## [Task description]
The entries below are to be transcribed in full, without their images.

——

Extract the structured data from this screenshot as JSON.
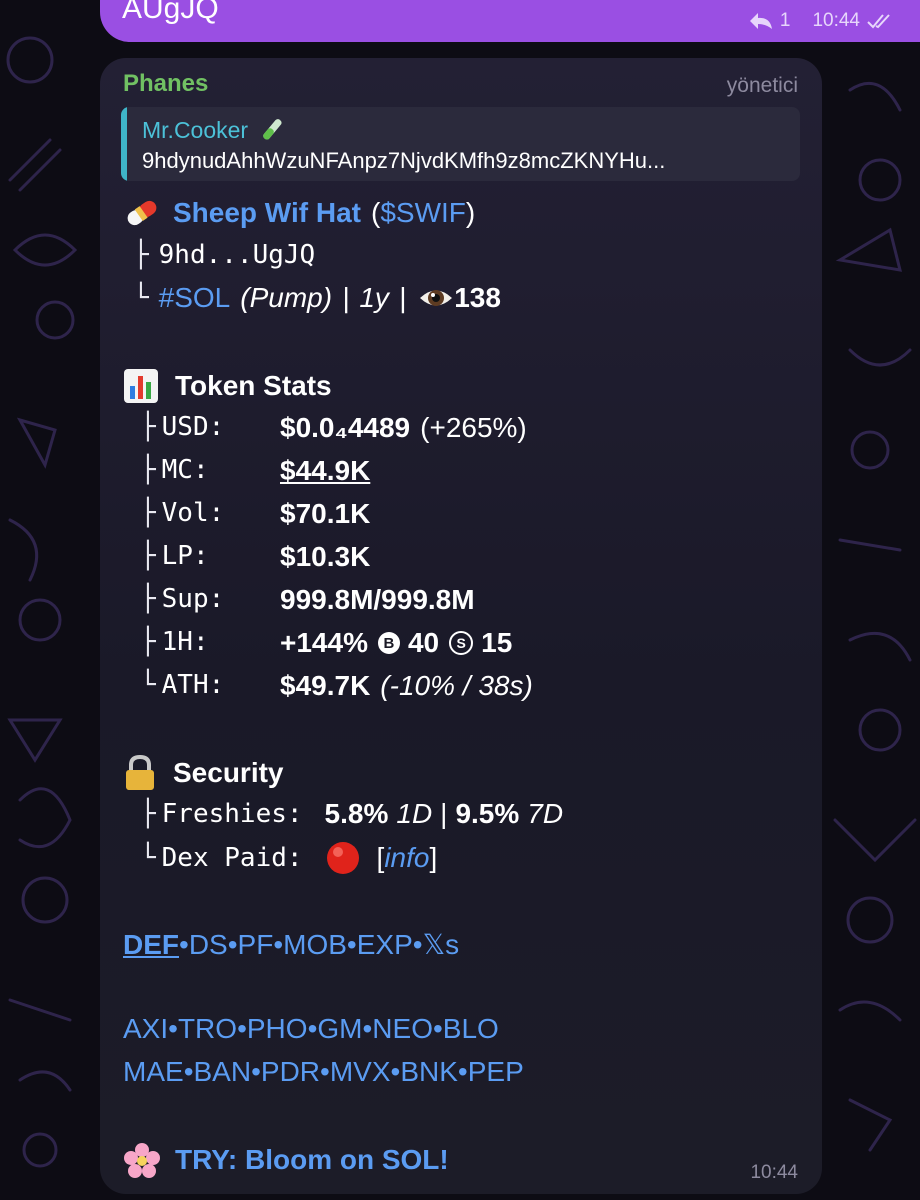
{
  "outgoing": {
    "text": "AUgJQ",
    "reply_count": "1",
    "time": "10:44"
  },
  "message": {
    "sender": "Phanes",
    "role": "yönetici",
    "reply": {
      "name": "Mr.Cooker",
      "emoji": "test-tube-icon",
      "text": "9hdynudAhhWzuNFAnpz7NjvdKMfh9z8mcZKNYHu..."
    },
    "token": {
      "emoji": "pill-icon",
      "name": "Sheep Wif Hat",
      "open_paren": "(",
      "ticker": "$SWIF",
      "close_paren": ")",
      "addr_prefix": "├",
      "address": "9hd...UgJQ",
      "meta_prefix": "└",
      "chain": "#SOL",
      "platform": "(Pump)",
      "sep1": "|",
      "age": "1y",
      "sep2": "|",
      "views_icon": "eye-icon",
      "views": "138"
    },
    "stats": {
      "emoji": "bar-chart-icon",
      "title": "Token Stats",
      "rows": [
        {
          "prefix": "├",
          "label": "USD:",
          "value": "$0.0₄4489",
          "extra": "(+265%)"
        },
        {
          "prefix": "├",
          "label": "MC:",
          "value": "$44.9K"
        },
        {
          "prefix": "├",
          "label": "Vol:",
          "value": "$70.1K"
        },
        {
          "prefix": "├",
          "label": "LP:",
          "value": "$10.3K"
        },
        {
          "prefix": "├",
          "label": "Sup:",
          "value": "999.8M/999.8M"
        },
        {
          "prefix": "├",
          "label": "1H:",
          "value": "+144%",
          "b_icon": "B",
          "b_value": "40",
          "s_icon": "S",
          "s_value": "15"
        },
        {
          "prefix": "└",
          "label": "ATH:",
          "value": "$49.7K",
          "extra": "(-10% / 38s)"
        }
      ]
    },
    "security": {
      "emoji": "lock-icon",
      "title": "Security",
      "freshies_prefix": "├",
      "freshies_label": "Freshies:",
      "freshies_1d": "5.8%",
      "freshies_1d_unit": "1D",
      "freshies_sep": "|",
      "freshies_7d": "9.5%",
      "freshies_7d_unit": "7D",
      "dex_prefix": "└",
      "dex_label": "Dex Paid:",
      "dex_status_icon": "red-circle-icon",
      "dex_open": "[",
      "dex_info": "info",
      "dex_close": "]"
    },
    "links_row1": [
      "DEF",
      "DS",
      "PF",
      "MOB",
      "EXP",
      "𝕏s"
    ],
    "links_row2": [
      "AXI",
      "TRO",
      "PHO",
      "GM",
      "NEO",
      "BLO"
    ],
    "links_row3": [
      "MAE",
      "BAN",
      "PDR",
      "MVX",
      "BNK",
      "PEP"
    ],
    "link_sep": "•",
    "promo": {
      "emoji": "cherry-blossom-icon",
      "text": "TRY: Bloom on SOL!"
    },
    "time": "10:44"
  },
  "colors": {
    "outgoing_bubble": "#9a4fe3",
    "incoming_bubble": "#1f1d2e",
    "sender": "#71c163",
    "link": "#5b9cf2",
    "reply_bar": "#3fb5c9"
  }
}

——

## [Output for this task]
Extract the structured data from this screenshot as JSON.
{
  "outgoing": {
    "text": "AUgJQ",
    "reply_count": "1",
    "time": "10:44"
  },
  "message": {
    "sender": "Phanes",
    "role": "yönetici",
    "reply": {
      "name": "Mr.Cooker",
      "emoji": "test-tube-icon",
      "text": "9hdynudAhhWzuNFAnpz7NjvdKMfh9z8mcZKNYHu..."
    },
    "token": {
      "emoji": "pill-icon",
      "name": "Sheep Wif Hat",
      "open_paren": "(",
      "ticker": "$SWIF",
      "close_paren": ")",
      "addr_prefix": "├",
      "address": "9hd...UgJQ",
      "meta_prefix": "└",
      "chain": "#SOL",
      "platform": "(Pump)",
      "sep1": "|",
      "age": "1y",
      "sep2": "|",
      "views_icon": "eye-icon",
      "views": "138"
    },
    "stats": {
      "emoji": "bar-chart-icon",
      "title": "Token Stats",
      "rows": [
        {
          "prefix": "├",
          "label": "USD:",
          "value": "$0.0₄4489",
          "extra": "(+265%)"
        },
        {
          "prefix": "├",
          "label": "MC:",
          "value": "$44.9K"
        },
        {
          "prefix": "├",
          "label": "Vol:",
          "value": "$70.1K"
        },
        {
          "prefix": "├",
          "label": "LP:",
          "value": "$10.3K"
        },
        {
          "prefix": "├",
          "label": "Sup:",
          "value": "999.8M/999.8M"
        },
        {
          "prefix": "├",
          "label": "1H:",
          "value": "+144%",
          "b_icon": "B",
          "b_value": "40",
          "s_icon": "S",
          "s_value": "15"
        },
        {
          "prefix": "└",
          "label": "ATH:",
          "value": "$49.7K",
          "extra": "(-10% / 38s)"
        }
      ]
    },
    "security": {
      "emoji": "lock-icon",
      "title": "Security",
      "freshies_prefix": "├",
      "freshies_label": "Freshies:",
      "freshies_1d": "5.8%",
      "freshies_1d_unit": "1D",
      "freshies_sep": "|",
      "freshies_7d": "9.5%",
      "freshies_7d_unit": "7D",
      "dex_prefix": "└",
      "dex_label": "Dex Paid:",
      "dex_status_icon": "red-circle-icon",
      "dex_open": "[",
      "dex_info": "info",
      "dex_close": "]"
    },
    "links_row1": [
      "DEF",
      "DS",
      "PF",
      "MOB",
      "EXP",
      "𝕏s"
    ],
    "links_row2": [
      "AXI",
      "TRO",
      "PHO",
      "GM",
      "NEO",
      "BLO"
    ],
    "links_row3": [
      "MAE",
      "BAN",
      "PDR",
      "MVX",
      "BNK",
      "PEP"
    ],
    "link_sep": "•",
    "promo": {
      "emoji": "cherry-blossom-icon",
      "text": "TRY: Bloom on SOL!"
    },
    "time": "10:44"
  },
  "colors": {
    "outgoing_bubble": "#9a4fe3",
    "incoming_bubble": "#1f1d2e",
    "sender": "#71c163",
    "link": "#5b9cf2",
    "reply_bar": "#3fb5c9"
  }
}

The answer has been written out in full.